Segment Start: Records shown
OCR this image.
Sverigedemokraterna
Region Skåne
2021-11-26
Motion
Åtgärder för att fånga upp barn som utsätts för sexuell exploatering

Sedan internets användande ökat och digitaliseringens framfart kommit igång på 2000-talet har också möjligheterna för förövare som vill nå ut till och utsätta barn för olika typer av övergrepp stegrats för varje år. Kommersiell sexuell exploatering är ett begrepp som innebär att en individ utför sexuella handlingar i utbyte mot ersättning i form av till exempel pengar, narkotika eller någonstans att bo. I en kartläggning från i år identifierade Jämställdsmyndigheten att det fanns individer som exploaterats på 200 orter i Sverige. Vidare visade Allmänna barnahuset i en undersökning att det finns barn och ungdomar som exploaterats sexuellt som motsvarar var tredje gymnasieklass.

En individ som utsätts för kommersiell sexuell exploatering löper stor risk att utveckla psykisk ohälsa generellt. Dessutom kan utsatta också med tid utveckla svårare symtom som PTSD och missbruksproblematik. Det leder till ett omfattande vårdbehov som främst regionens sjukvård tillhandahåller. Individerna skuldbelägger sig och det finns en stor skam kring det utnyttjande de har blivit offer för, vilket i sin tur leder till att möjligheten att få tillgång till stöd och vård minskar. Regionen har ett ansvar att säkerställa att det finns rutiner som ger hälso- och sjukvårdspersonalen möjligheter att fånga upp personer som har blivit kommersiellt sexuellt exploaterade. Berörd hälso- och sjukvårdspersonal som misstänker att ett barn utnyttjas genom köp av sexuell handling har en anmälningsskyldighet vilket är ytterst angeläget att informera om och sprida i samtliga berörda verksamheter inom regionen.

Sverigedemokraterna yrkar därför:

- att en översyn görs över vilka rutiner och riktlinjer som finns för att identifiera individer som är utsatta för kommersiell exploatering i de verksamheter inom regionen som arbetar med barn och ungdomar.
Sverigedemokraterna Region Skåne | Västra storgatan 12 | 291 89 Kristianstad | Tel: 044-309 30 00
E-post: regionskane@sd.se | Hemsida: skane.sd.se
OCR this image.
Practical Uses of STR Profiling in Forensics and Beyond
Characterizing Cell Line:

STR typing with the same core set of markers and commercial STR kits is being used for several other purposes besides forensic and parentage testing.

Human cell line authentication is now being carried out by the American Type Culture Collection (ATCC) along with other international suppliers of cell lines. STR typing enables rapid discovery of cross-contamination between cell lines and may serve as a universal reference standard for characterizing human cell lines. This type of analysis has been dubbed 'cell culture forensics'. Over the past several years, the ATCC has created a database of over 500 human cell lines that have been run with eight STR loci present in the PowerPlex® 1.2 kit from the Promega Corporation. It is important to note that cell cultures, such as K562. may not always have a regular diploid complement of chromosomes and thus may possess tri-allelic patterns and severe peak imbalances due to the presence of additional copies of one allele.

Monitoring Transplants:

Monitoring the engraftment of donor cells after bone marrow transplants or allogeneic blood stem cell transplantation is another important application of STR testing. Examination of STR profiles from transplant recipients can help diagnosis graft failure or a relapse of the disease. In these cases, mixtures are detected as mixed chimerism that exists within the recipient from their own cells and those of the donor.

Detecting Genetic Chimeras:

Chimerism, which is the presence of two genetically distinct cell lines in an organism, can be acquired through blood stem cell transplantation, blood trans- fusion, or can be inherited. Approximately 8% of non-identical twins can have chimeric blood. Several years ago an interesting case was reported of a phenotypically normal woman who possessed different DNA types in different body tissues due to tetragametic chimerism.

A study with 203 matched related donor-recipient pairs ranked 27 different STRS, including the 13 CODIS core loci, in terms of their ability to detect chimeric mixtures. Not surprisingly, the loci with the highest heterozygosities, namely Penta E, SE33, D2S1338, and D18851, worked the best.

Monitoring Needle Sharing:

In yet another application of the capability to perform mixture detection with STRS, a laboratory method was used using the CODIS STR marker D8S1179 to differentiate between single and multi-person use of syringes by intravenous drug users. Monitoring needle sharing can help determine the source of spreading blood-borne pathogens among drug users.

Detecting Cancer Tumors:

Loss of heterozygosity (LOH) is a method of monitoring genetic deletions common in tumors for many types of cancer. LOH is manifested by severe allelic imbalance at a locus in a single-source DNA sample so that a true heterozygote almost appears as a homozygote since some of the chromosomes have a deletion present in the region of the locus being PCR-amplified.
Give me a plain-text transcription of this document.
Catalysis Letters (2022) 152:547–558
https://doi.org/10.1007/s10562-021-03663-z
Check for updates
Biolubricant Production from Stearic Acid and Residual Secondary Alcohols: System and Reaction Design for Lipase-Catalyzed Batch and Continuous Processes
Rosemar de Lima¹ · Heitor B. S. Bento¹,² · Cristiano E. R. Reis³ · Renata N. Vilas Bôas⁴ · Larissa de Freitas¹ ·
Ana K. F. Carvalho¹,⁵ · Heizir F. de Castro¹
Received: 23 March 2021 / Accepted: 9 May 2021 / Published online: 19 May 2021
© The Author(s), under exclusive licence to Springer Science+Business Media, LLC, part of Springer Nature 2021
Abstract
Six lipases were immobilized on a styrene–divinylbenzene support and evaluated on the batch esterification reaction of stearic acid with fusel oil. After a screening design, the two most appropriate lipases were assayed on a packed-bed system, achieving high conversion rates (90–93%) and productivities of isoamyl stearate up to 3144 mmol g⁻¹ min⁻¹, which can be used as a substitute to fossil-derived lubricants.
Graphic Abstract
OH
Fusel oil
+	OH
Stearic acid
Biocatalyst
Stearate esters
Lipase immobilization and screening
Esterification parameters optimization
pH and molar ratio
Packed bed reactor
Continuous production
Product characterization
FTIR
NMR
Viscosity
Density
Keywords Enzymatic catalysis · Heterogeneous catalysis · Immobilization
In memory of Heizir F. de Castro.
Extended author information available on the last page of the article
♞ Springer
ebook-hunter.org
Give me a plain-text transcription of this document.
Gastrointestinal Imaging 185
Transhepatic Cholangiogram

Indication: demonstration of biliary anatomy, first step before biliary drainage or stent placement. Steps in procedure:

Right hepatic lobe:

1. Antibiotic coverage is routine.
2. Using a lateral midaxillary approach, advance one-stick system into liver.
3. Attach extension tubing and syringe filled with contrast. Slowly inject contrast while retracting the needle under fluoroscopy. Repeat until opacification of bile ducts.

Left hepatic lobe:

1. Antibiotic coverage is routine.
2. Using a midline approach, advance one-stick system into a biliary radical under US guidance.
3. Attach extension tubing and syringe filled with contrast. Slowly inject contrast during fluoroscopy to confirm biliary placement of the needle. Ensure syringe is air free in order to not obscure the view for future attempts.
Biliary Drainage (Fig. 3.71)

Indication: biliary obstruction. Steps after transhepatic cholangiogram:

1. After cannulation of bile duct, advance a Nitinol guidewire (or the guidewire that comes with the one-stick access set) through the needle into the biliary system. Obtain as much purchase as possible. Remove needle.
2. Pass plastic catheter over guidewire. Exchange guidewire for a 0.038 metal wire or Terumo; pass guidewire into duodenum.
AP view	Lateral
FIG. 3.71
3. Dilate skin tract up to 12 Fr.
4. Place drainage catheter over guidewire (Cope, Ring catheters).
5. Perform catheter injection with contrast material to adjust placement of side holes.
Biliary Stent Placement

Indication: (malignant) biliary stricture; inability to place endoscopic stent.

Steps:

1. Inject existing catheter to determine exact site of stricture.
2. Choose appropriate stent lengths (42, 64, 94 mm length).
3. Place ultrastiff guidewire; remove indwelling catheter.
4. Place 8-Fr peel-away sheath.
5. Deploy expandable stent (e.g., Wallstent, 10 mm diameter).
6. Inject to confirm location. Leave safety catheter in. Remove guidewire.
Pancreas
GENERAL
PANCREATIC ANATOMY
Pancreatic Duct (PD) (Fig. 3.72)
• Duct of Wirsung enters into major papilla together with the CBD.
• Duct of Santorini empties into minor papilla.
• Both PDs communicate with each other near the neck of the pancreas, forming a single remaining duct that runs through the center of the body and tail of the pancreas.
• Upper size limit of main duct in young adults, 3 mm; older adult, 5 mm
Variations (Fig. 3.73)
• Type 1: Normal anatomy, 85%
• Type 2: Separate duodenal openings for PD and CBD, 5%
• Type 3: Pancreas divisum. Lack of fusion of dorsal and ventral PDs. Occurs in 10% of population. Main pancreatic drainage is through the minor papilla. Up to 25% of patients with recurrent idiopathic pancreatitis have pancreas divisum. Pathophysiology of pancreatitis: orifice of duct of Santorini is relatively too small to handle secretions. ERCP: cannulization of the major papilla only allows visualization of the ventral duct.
Segment End: Records shown
(Problem description) Gather up, from the records above, each line where the word "core" appears.

(Response box)
STR typing with the same core set of markers and commercial STR kits is being used for several other purposes besides forensic and parentage testing.
A study with 203 matched related donor-recipient pairs ranked 27 different STRS, including the 13 CODIS core loci, in terms of their ability to detect chimeric mixtures. Not surprisingly, the loci with the highest heterozygosities, namely Penta E, SE33, D2S1338, and D18851, worked the best.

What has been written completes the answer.